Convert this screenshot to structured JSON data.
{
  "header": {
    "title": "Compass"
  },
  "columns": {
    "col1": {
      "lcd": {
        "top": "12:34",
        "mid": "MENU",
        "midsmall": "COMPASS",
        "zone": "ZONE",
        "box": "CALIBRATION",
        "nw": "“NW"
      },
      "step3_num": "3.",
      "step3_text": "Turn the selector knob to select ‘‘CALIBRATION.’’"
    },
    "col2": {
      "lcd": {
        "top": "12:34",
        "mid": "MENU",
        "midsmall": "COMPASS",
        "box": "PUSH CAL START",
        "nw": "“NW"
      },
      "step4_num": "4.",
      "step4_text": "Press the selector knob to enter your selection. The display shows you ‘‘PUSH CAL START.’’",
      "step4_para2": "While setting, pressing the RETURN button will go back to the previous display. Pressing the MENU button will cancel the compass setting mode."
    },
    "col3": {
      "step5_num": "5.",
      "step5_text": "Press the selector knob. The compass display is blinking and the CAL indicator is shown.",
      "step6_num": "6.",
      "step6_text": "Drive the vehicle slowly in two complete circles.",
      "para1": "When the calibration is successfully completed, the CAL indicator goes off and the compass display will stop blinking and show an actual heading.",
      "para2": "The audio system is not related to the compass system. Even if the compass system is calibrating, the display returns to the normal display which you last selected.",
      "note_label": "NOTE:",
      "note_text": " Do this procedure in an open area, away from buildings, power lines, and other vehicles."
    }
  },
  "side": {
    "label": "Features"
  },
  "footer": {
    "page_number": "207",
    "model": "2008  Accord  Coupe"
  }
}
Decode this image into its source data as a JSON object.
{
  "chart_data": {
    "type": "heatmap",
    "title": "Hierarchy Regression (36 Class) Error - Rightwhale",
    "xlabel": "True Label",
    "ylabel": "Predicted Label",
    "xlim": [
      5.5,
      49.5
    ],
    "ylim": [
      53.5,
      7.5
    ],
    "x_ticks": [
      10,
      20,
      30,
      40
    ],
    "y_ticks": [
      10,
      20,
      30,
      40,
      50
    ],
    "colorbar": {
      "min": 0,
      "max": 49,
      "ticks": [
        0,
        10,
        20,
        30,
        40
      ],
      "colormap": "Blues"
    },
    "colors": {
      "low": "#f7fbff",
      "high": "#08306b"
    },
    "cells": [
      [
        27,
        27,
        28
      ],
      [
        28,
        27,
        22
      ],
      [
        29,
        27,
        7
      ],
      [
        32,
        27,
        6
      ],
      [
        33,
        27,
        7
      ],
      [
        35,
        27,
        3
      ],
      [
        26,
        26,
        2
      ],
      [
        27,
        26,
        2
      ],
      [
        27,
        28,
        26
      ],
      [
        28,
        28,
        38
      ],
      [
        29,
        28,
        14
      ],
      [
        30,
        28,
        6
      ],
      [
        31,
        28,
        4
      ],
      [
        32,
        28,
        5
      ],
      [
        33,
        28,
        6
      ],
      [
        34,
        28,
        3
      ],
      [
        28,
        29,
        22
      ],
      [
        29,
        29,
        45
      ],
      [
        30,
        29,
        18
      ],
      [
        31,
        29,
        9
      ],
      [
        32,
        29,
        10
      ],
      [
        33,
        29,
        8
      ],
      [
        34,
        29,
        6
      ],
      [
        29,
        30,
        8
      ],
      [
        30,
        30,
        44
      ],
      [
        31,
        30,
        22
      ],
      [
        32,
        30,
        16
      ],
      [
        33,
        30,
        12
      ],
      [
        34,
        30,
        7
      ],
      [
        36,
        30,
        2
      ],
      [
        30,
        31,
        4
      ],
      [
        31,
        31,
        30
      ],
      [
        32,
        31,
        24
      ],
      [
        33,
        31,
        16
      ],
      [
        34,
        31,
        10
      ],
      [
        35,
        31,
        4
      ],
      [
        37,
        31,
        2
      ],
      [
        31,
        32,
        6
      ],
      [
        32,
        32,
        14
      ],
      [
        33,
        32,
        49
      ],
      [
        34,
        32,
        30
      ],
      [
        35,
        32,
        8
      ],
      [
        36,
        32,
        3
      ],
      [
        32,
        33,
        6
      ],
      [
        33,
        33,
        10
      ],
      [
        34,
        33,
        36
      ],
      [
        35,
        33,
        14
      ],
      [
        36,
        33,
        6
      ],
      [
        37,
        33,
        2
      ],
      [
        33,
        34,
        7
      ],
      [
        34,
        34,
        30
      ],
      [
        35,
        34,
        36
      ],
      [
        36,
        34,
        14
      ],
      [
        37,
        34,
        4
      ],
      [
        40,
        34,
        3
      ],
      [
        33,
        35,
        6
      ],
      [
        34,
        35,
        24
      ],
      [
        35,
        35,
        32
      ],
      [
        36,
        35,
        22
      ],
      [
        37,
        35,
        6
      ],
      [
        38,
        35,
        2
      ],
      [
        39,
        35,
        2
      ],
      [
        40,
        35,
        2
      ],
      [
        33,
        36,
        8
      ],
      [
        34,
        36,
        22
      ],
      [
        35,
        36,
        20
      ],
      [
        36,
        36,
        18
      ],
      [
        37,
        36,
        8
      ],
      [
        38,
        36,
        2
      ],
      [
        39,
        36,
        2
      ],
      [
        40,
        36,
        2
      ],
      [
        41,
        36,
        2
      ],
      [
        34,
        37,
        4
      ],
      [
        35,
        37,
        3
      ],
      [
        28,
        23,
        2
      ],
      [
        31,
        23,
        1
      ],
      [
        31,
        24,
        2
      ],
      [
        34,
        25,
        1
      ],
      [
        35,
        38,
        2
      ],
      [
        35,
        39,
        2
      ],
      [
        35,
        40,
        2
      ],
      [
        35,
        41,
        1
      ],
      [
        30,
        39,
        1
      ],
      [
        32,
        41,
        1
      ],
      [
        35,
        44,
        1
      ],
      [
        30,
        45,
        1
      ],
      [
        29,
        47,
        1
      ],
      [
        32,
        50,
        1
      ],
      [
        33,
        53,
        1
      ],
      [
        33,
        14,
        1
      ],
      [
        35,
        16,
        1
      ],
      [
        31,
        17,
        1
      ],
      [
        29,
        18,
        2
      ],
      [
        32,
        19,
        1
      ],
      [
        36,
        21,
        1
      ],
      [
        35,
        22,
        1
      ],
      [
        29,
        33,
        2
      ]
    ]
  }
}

| Objective |
Quote the entire listing above exactly.

| Answer for this exercise |
Convert this screenshot to structured JSON data.
{
  "header": {
    "title": "Compass"
  },
  "columns": {
    "col1": {
      "lcd": {
        "top": "12:34",
        "mid": "MENU",
        "midsmall": "COMPASS",
        "zone": "ZONE",
        "box": "CALIBRATION",
        "nw": "“NW"
      },
      "step3_num": "3.",
      "step3_text": "Turn the selector knob to select ‘‘CALIBRATION.’’"
    },
    "col2": {
      "lcd": {
        "top": "12:34",
        "mid": "MENU",
        "midsmall": "COMPASS",
        "box": "PUSH CAL START",
        "nw": "“NW"
      },
      "step4_num": "4.",
      "step4_text": "Press the selector knob to enter your selection. The display shows you ‘‘PUSH CAL START.’’",
      "step4_para2": "While setting, pressing the RETURN button will go back to the previous display. Pressing the MENU button will cancel the compass setting mode."
    },
    "col3": {
      "step5_num": "5.",
      "step5_text": "Press the selector knob. The compass display is blinking and the CAL indicator is shown.",
      "step6_num": "6.",
      "step6_text": "Drive the vehicle slowly in two complete circles.",
      "para1": "When the calibration is successfully completed, the CAL indicator goes off and the compass display will stop blinking and show an actual heading.",
      "para2": "The audio system is not related to the compass system. Even if the compass system is calibrating, the display returns to the normal display which you last selected.",
      "note_label": "NOTE:",
      "note_text": " Do this procedure in an open area, away from buildings, power lines, and other vehicles."
    }
  },
  "side": {
    "label": "Features"
  },
  "footer": {
    "page_number": "207",
    "model": "2008  Accord  Coupe"
  }
}
Decode this image into its source data as a JSON object.
{
  "chart_data": {
    "type": "heatmap",
    "title": "Hierarchy Regression (36 Class) Error - Rightwhale",
    "xlabel": "True Label",
    "ylabel": "Predicted Label",
    "xlim": [
      5.5,
      49.5
    ],
    "ylim": [
      53.5,
      7.5
    ],
    "x_ticks": [
      10,
      20,
      30,
      40
    ],
    "y_ticks": [
      10,
      20,
      30,
      40,
      50
    ],
    "colorbar": {
      "min": 0,
      "max": 49,
      "ticks": [
        0,
        10,
        20,
        30,
        40
      ],
      "colormap": "Blues"
    },
    "colors": {
      "low": "#f7fbff",
      "high": "#08306b"
    },
    "cells": [
      [
        27,
        27,
        28
      ],
      [
        28,
        27,
        22
      ],
      [
        29,
        27,
        7
      ],
      [
        32,
        27,
        6
      ],
      [
        33,
        27,
        7
      ],
      [
        35,
        27,
        3
      ],
      [
        26,
        26,
        2
      ],
      [
        27,
        26,
        2
      ],
      [
        27,
        28,
        26
      ],
      [
        28,
        28,
        38
      ],
      [
        29,
        28,
        14
      ],
      [
        30,
        28,
        6
      ],
      [
        31,
        28,
        4
      ],
      [
        32,
        28,
        5
      ],
      [
        33,
        28,
        6
      ],
      [
        34,
        28,
        3
      ],
      [
        28,
        29,
        22
      ],
      [
        29,
        29,
        45
      ],
      [
        30,
        29,
        18
      ],
      [
        31,
        29,
        9
      ],
      [
        32,
        29,
        10
      ],
      [
        33,
        29,
        8
      ],
      [
        34,
        29,
        6
      ],
      [
        29,
        30,
        8
      ],
      [
        30,
        30,
        44
      ],
      [
        31,
        30,
        22
      ],
      [
        32,
        30,
        16
      ],
      [
        33,
        30,
        12
      ],
      [
        34,
        30,
        7
      ],
      [
        36,
        30,
        2
      ],
      [
        30,
        31,
        4
      ],
      [
        31,
        31,
        30
      ],
      [
        32,
        31,
        24
      ],
      [
        33,
        31,
        16
      ],
      [
        34,
        31,
        10
      ],
      [
        35,
        31,
        4
      ],
      [
        37,
        31,
        2
      ],
      [
        31,
        32,
        6
      ],
      [
        32,
        32,
        14
      ],
      [
        33,
        32,
        49
      ],
      [
        34,
        32,
        30
      ],
      [
        35,
        32,
        8
      ],
      [
        36,
        32,
        3
      ],
      [
        32,
        33,
        6
      ],
      [
        33,
        33,
        10
      ],
      [
        34,
        33,
        36
      ],
      [
        35,
        33,
        14
      ],
      [
        36,
        33,
        6
      ],
      [
        37,
        33,
        2
      ],
      [
        33,
        34,
        7
      ],
      [
        34,
        34,
        30
      ],
      [
        35,
        34,
        36
      ],
      [
        36,
        34,
        14
      ],
      [
        37,
        34,
        4
      ],
      [
        40,
        34,
        3
      ],
      [
        33,
        35,
        6
      ],
      [
        34,
        35,
        24
      ],
      [
        35,
        35,
        32
      ],
      [
        36,
        35,
        22
      ],
      [
        37,
        35,
        6
      ],
      [
        38,
        35,
        2
      ],
      [
        39,
        35,
        2
      ],
      [
        40,
        35,
        2
      ],
      [
        33,
        36,
        8
      ],
      [
        34,
        36,
        22
      ],
      [
        35,
        36,
        20
      ],
      [
        36,
        36,
        18
      ],
      [
        37,
        36,
        8
      ],
      [
        38,
        36,
        2
      ],
      [
        39,
        36,
        2
      ],
      [
        40,
        36,
        2
      ],
      [
        41,
        36,
        2
      ],
      [
        34,
        37,
        4
      ],
      [
        35,
        37,
        3
      ],
      [
        28,
        23,
        2
      ],
      [
        31,
        23,
        1
      ],
      [
        31,
        24,
        2
      ],
      [
        34,
        25,
        1
      ],
      [
        35,
        38,
        2
      ],
      [
        35,
        39,
        2
      ],
      [
        35,
        40,
        2
      ],
      [
        35,
        41,
        1
      ],
      [
        30,
        39,
        1
      ],
      [
        32,
        41,
        1
      ],
      [
        35,
        44,
        1
      ],
      [
        30,
        45,
        1
      ],
      [
        29,
        47,
        1
      ],
      [
        32,
        50,
        1
      ],
      [
        33,
        53,
        1
      ],
      [
        33,
        14,
        1
      ],
      [
        35,
        16,
        1
      ],
      [
        31,
        17,
        1
      ],
      [
        29,
        18,
        2
      ],
      [
        32,
        19,
        1
      ],
      [
        36,
        21,
        1
      ],
      [
        35,
        22,
        1
      ],
      [
        29,
        33,
        2
      ]
    ]
  }
}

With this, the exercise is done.